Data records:
+===+
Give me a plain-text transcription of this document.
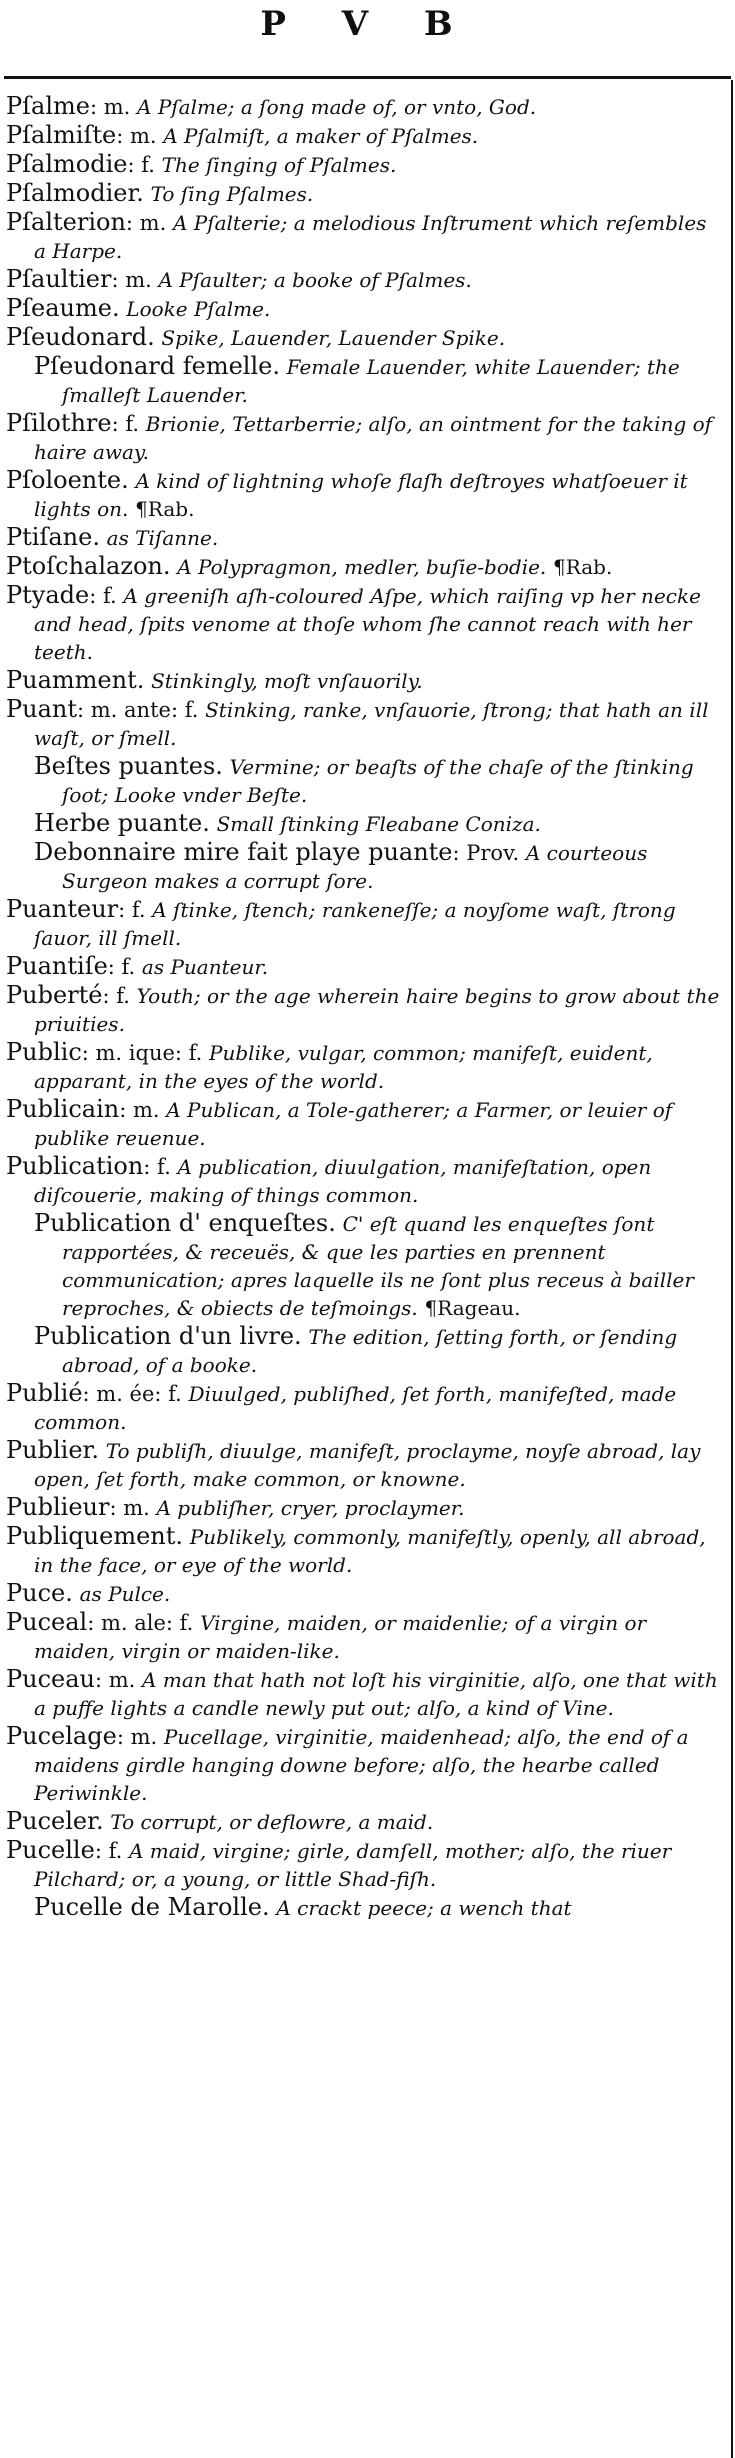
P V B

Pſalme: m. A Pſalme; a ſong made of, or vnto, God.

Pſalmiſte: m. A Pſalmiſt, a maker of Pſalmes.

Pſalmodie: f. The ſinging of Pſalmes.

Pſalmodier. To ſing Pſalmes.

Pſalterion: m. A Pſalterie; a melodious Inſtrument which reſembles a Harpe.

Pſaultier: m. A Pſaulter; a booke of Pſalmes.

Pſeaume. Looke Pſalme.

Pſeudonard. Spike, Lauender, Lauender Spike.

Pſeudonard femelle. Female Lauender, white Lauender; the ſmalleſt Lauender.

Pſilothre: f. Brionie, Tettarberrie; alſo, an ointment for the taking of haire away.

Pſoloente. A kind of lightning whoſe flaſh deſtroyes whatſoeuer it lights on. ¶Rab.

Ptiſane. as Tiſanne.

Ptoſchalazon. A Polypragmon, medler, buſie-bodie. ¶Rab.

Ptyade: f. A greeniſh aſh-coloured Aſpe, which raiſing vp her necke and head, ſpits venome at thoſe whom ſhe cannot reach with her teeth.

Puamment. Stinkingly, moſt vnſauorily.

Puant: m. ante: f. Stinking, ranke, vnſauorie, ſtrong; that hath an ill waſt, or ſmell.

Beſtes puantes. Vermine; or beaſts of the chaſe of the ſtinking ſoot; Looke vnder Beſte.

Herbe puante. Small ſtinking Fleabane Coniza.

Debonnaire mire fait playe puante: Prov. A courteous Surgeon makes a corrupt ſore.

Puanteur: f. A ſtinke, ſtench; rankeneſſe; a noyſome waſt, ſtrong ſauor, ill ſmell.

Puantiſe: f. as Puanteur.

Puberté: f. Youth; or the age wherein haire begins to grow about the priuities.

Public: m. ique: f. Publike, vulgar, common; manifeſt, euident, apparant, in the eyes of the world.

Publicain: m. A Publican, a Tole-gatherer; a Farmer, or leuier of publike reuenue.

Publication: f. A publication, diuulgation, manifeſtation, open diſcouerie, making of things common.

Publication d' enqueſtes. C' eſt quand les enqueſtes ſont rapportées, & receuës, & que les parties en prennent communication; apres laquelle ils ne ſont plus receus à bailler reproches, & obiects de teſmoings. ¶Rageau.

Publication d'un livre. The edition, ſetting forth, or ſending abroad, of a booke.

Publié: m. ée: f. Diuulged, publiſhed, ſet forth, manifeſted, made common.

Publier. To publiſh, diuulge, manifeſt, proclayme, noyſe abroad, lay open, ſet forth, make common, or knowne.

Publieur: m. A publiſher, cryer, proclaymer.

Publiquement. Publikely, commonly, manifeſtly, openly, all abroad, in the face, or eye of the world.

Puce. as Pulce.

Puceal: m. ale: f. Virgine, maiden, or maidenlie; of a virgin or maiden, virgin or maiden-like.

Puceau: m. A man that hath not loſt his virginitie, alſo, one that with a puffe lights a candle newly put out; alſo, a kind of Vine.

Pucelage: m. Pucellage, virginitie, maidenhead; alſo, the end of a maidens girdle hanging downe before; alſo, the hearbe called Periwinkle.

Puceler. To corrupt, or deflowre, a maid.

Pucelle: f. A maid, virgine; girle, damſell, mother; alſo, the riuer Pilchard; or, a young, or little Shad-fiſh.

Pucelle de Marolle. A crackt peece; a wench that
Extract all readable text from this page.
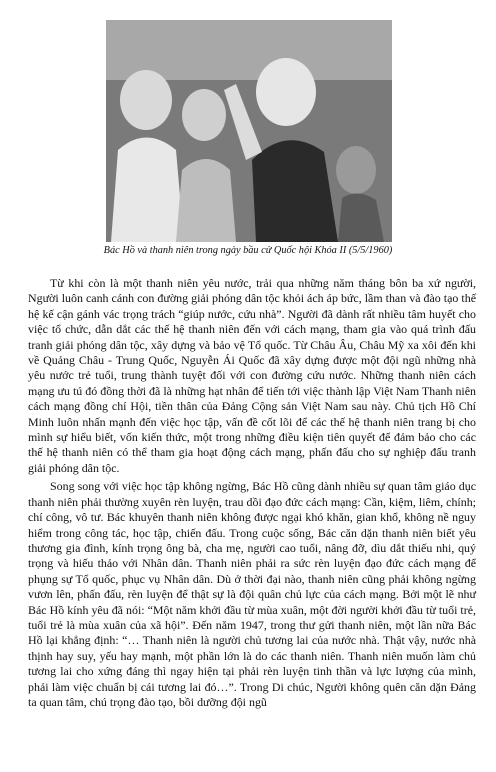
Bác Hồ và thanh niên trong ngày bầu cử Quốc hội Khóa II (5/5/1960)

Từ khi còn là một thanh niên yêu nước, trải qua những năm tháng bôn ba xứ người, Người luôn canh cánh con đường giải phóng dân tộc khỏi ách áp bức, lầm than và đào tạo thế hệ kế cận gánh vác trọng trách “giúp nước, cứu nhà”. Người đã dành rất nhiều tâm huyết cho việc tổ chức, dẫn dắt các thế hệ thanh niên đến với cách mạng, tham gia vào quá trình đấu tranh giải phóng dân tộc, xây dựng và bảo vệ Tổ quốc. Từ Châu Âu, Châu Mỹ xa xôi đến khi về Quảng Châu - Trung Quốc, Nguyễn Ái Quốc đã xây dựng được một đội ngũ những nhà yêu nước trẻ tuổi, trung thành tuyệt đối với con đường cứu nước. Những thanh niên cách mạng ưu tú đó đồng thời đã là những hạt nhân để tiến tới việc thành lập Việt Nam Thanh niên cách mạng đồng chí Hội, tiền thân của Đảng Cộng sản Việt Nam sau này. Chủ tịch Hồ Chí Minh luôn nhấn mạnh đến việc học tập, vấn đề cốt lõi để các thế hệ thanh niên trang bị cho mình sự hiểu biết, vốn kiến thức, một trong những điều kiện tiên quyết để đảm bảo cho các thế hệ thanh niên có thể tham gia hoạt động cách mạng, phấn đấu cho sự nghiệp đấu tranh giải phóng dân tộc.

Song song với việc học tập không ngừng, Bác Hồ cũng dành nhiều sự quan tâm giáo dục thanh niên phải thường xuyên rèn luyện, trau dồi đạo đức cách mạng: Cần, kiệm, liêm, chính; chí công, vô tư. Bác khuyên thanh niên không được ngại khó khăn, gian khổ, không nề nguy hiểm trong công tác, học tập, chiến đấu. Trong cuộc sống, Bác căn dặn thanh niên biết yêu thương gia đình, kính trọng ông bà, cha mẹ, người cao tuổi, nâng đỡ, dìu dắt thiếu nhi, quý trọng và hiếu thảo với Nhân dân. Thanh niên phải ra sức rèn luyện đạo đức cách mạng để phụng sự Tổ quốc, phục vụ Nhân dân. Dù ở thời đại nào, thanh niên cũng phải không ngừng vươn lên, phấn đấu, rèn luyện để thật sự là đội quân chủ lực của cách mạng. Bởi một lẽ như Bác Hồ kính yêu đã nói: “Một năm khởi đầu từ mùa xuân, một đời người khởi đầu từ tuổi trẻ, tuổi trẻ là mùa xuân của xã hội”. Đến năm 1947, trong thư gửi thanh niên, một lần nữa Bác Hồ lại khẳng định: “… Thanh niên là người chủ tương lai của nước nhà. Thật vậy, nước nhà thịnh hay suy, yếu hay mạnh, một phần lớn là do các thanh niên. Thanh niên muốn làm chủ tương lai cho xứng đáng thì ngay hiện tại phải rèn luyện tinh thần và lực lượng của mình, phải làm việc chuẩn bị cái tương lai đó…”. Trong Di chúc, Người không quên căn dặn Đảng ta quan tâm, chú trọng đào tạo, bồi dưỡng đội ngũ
+===+
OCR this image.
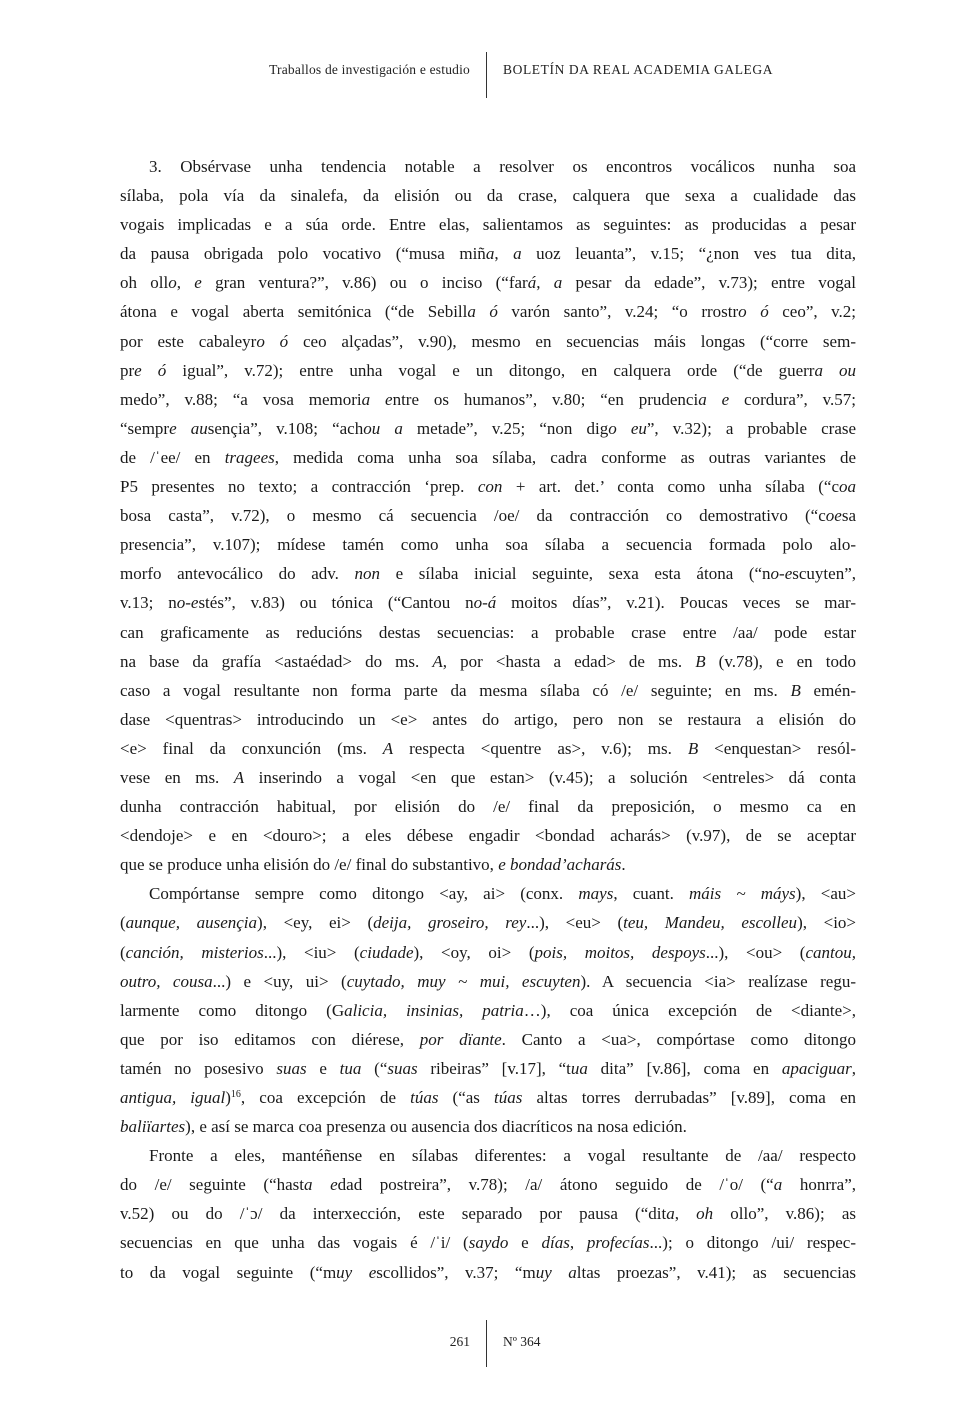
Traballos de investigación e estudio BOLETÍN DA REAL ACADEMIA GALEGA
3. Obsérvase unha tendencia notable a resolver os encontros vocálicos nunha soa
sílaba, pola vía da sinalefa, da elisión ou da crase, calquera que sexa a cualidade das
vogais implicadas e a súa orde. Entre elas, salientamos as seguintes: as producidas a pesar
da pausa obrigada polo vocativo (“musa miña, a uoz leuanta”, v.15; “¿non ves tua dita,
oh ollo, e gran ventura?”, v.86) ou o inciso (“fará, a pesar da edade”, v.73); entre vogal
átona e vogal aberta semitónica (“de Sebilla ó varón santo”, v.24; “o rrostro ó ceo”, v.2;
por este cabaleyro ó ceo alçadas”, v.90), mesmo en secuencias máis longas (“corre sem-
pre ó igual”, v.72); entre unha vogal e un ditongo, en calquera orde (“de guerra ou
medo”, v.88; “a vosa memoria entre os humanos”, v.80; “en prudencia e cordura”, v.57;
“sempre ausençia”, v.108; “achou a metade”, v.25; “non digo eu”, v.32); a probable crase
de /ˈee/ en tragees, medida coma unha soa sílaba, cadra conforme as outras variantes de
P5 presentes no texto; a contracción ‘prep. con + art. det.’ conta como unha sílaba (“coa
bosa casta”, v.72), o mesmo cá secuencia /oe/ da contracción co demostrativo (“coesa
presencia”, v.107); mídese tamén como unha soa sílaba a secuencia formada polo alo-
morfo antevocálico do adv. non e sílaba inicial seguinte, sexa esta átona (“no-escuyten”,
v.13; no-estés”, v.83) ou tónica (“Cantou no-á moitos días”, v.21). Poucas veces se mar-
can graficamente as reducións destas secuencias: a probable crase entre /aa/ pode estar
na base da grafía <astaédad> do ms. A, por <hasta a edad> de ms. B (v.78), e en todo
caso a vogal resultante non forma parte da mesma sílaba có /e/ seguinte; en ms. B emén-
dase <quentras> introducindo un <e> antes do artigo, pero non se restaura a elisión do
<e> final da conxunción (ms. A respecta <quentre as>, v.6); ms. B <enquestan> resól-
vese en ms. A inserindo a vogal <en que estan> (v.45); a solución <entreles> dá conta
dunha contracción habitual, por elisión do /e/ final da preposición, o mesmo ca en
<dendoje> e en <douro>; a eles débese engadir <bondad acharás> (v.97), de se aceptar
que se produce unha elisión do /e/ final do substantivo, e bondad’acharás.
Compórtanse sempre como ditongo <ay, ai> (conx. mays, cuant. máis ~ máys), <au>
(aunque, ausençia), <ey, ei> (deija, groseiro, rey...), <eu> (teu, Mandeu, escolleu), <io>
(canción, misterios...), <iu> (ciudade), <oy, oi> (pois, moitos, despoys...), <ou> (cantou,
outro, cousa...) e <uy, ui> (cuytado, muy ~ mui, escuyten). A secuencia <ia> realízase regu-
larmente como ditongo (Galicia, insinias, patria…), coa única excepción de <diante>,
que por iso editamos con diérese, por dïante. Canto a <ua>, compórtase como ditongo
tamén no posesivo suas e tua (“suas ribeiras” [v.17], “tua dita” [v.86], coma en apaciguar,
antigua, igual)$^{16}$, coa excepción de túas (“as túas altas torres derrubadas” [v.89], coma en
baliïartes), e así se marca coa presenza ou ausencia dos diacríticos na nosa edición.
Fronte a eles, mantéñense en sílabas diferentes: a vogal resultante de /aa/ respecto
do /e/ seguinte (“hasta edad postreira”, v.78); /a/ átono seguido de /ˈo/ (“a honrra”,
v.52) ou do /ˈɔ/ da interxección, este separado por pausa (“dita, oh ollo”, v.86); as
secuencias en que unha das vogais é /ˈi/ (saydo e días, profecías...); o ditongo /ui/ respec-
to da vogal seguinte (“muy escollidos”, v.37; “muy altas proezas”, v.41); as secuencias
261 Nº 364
+===+
Given instruction ▸ Using the entries above, find all lines with "which". Copy them.

Finished exercise ▸
Pſalterion: m. A Pſalterie; a melodious Inſtrument which reſembles a Harpe.
Ptyade: f. A greeniſh aſh-coloured Aſpe, which raiſing vp her necke and head, ſpits venome at thoſe whom ſhe cannot reach with her teeth.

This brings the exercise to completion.